*** DATA TO USE ***

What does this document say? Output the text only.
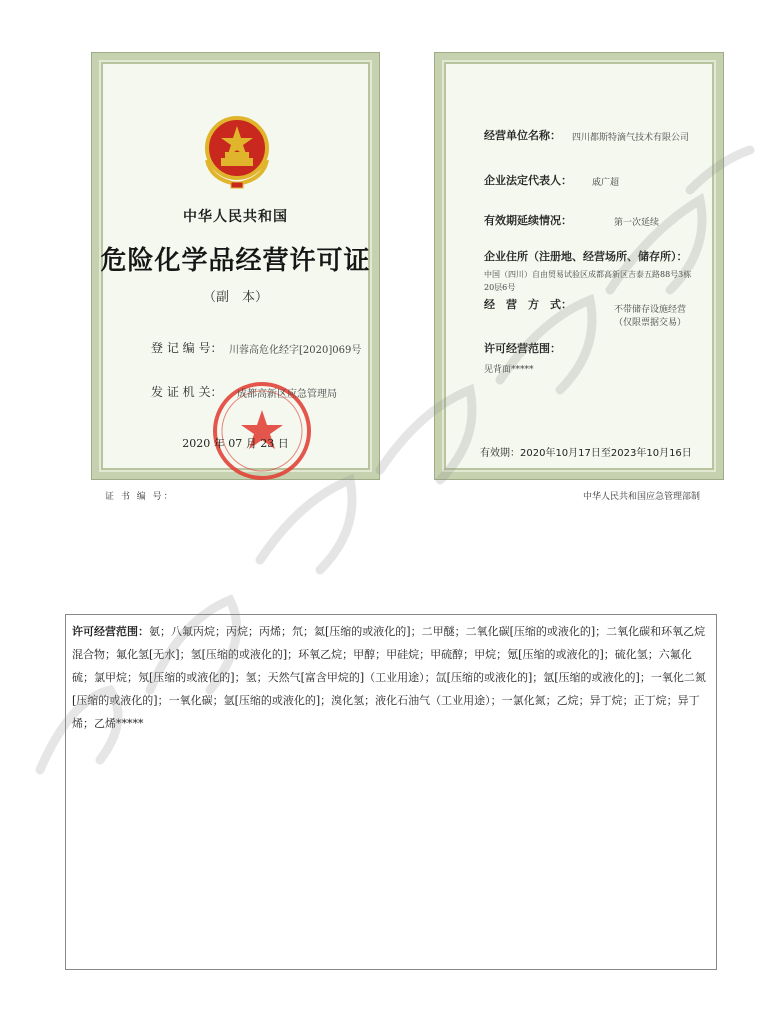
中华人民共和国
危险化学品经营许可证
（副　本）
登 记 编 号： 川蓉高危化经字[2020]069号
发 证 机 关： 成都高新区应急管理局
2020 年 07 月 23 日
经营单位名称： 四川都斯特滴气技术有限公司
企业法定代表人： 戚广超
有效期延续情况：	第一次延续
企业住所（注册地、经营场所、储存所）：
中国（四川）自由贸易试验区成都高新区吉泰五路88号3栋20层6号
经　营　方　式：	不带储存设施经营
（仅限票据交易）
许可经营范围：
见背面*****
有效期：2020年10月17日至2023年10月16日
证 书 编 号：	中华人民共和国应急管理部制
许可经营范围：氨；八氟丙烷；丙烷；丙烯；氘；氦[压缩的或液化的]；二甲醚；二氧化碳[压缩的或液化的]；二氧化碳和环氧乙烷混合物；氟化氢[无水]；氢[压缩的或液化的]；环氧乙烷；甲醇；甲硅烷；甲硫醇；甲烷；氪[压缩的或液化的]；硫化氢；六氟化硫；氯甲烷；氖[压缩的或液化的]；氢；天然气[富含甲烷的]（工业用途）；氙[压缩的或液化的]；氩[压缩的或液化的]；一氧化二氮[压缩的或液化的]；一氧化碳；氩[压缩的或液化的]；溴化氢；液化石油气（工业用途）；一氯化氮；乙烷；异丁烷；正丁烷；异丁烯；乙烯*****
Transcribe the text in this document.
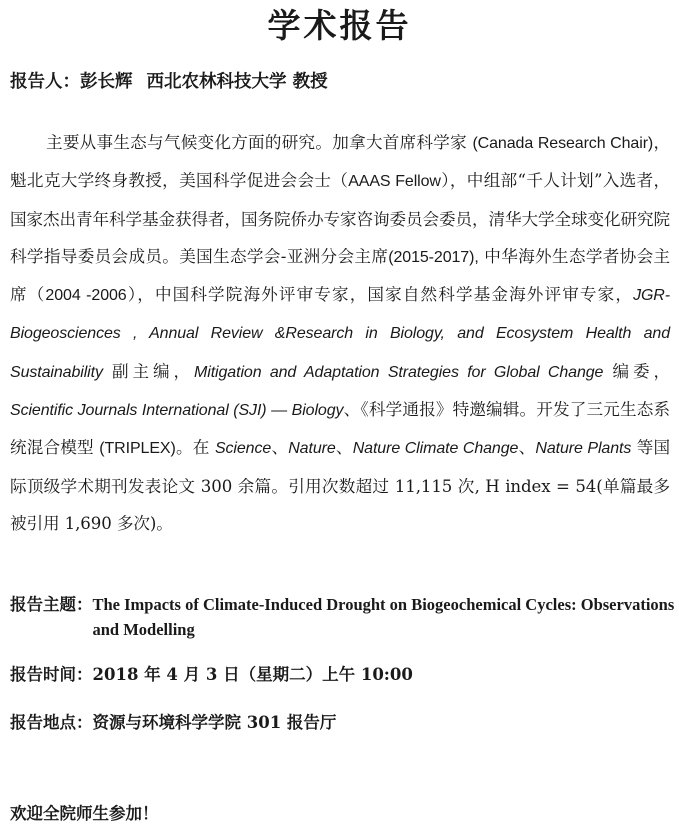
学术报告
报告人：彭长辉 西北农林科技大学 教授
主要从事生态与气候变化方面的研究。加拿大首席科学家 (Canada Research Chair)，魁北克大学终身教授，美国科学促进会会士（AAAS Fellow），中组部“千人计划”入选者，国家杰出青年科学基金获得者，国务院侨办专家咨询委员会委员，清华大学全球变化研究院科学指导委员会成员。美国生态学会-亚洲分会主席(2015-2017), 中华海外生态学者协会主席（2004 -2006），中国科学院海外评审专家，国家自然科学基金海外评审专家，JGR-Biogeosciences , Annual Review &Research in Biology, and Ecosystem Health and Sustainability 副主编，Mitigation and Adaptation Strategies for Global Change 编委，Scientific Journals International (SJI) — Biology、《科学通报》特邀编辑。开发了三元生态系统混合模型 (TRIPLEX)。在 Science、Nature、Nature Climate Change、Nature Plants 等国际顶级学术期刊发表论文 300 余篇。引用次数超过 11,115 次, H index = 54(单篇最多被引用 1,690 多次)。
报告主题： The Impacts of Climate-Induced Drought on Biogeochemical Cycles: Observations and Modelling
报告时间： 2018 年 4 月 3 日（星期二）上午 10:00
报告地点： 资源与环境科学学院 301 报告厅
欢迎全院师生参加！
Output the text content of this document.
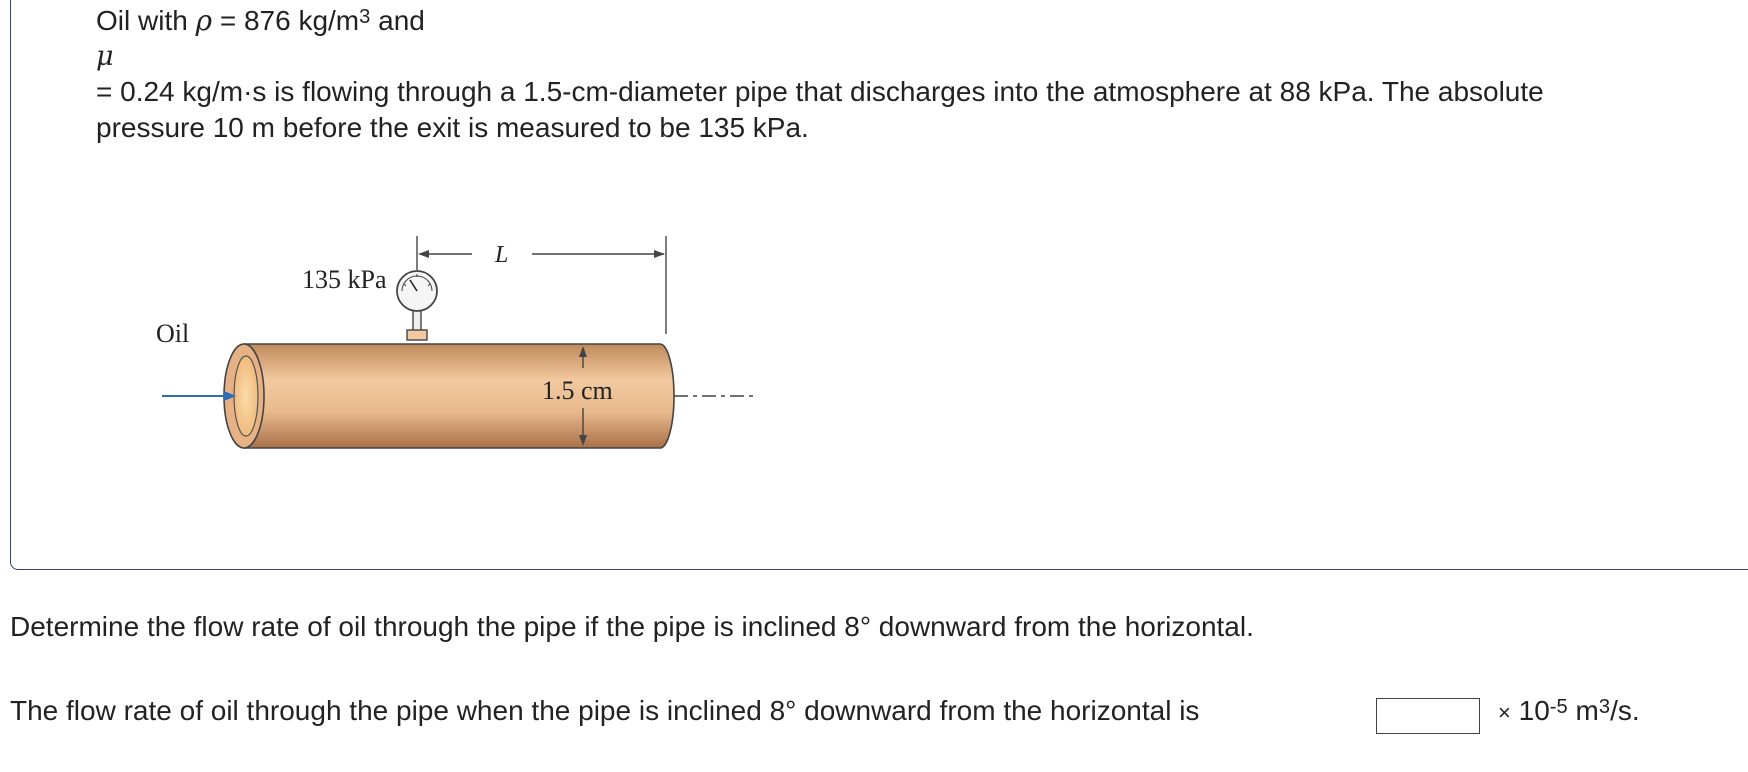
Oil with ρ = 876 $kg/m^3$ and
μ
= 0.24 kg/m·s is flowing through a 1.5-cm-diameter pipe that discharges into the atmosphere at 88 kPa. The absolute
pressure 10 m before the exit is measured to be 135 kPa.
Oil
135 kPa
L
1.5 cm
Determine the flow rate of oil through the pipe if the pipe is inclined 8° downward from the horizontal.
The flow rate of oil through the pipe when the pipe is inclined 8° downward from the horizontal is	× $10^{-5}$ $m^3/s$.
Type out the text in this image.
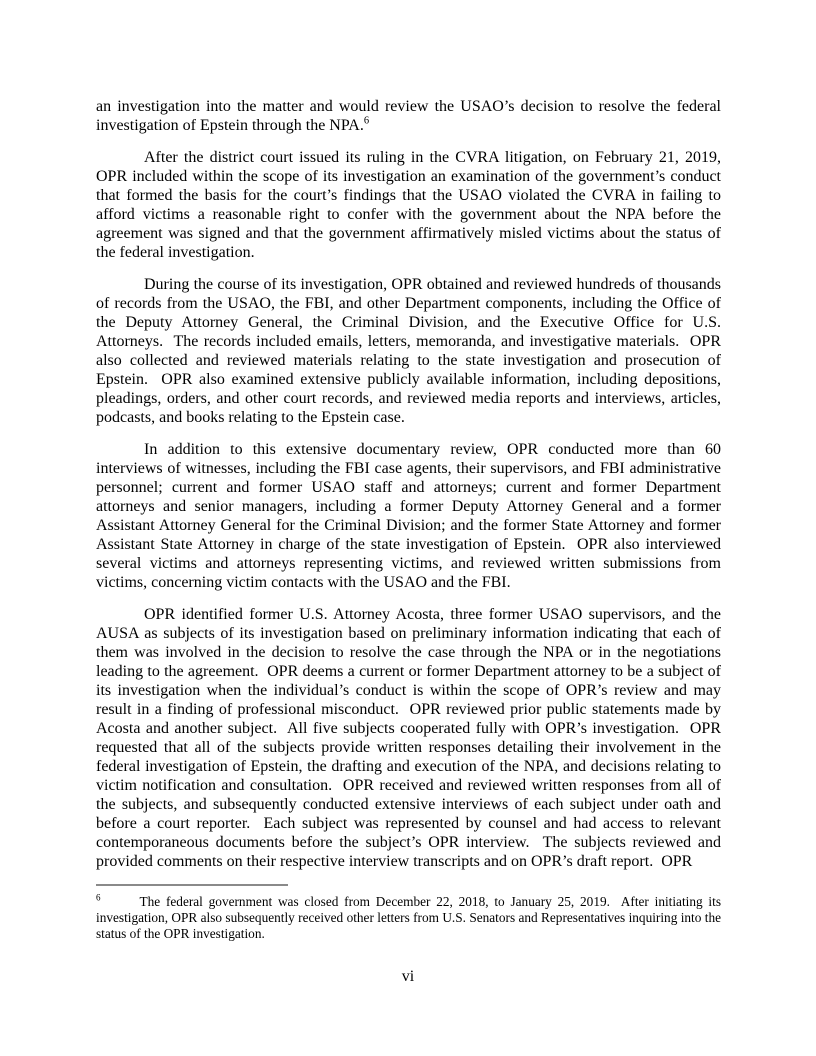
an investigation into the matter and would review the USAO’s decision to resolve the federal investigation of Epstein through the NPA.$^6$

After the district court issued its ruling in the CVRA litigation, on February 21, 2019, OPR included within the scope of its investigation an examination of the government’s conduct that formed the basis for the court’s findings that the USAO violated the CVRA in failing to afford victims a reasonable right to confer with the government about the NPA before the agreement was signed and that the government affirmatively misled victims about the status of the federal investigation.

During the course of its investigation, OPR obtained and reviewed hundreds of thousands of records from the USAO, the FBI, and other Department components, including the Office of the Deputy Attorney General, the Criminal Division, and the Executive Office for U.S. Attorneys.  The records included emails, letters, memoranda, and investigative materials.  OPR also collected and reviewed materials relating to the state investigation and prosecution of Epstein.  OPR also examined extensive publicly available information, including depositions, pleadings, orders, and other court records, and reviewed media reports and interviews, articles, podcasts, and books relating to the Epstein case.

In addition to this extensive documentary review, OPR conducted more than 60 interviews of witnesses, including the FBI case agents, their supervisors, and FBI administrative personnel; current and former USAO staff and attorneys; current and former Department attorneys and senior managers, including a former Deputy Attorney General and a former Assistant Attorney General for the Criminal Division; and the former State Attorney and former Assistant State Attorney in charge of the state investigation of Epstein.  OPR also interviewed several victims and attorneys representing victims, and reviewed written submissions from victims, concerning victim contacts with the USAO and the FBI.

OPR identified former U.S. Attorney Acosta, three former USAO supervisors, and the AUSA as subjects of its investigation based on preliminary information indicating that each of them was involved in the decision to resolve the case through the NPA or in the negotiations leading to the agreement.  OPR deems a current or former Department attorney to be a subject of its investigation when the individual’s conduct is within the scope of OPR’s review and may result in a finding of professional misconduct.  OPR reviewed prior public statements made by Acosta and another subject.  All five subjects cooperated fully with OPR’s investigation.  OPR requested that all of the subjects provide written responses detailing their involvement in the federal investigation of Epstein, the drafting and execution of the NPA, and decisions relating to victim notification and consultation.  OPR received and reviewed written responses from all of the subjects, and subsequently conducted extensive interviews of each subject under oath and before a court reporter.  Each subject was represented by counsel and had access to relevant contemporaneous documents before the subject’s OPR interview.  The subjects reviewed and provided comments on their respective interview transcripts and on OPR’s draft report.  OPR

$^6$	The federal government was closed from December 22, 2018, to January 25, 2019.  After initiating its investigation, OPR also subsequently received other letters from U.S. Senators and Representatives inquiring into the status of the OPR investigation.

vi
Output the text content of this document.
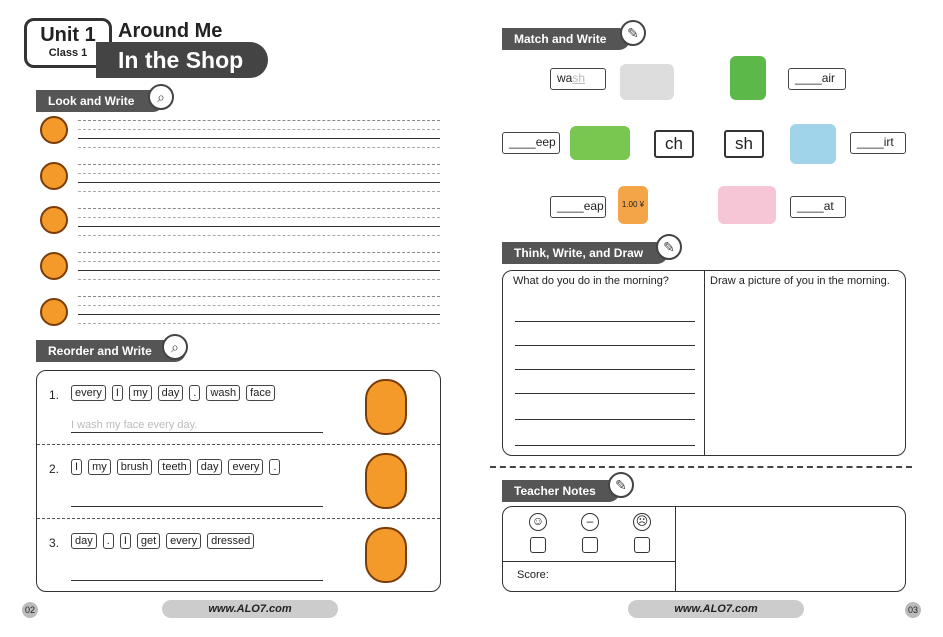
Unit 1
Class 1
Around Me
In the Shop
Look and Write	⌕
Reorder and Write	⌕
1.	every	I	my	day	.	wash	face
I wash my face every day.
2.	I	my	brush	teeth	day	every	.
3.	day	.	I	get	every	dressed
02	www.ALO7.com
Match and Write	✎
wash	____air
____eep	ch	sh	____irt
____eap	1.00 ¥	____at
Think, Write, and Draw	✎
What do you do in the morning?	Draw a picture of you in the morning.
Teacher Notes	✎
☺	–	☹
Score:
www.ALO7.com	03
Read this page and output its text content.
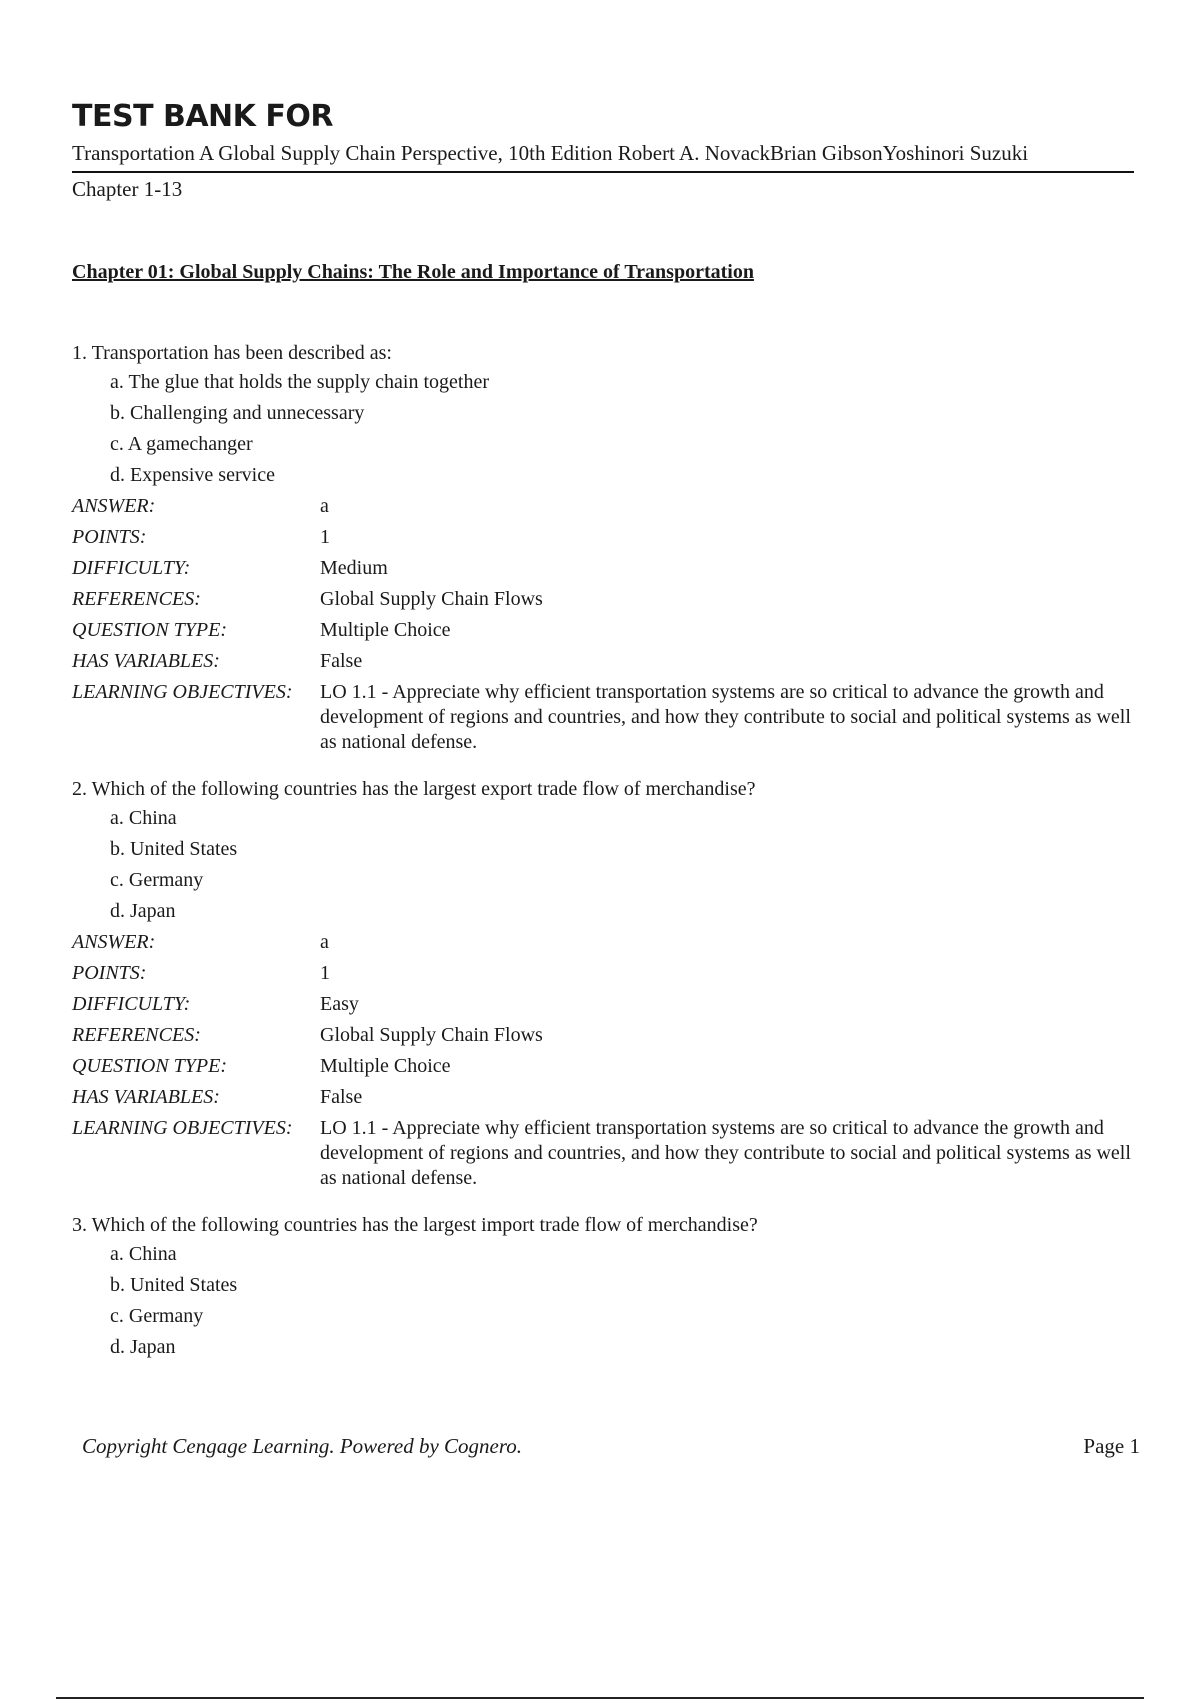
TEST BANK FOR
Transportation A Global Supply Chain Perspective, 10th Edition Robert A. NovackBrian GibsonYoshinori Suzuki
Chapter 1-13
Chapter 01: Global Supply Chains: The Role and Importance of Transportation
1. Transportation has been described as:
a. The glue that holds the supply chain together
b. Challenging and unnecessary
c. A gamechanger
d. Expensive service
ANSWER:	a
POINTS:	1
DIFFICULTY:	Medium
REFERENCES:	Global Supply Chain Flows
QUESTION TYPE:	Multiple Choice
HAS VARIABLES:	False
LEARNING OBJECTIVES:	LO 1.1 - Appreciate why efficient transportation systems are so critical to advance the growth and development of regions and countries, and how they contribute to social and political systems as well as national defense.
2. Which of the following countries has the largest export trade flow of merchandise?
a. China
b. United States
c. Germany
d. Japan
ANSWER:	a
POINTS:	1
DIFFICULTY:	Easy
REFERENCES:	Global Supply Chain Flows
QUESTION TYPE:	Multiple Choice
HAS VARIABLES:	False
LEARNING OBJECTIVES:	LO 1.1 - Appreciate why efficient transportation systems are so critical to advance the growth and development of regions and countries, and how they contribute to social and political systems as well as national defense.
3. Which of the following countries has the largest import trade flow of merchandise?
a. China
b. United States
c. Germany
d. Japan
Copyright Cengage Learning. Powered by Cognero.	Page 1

***

▸ REQUIREMENTS
Look through the data above. Each line containing the word "face" needs to be copied.

▸ OUTPUT OF THE TASK
1.	every	I	my	day	.	wash	face
I wash my face every day.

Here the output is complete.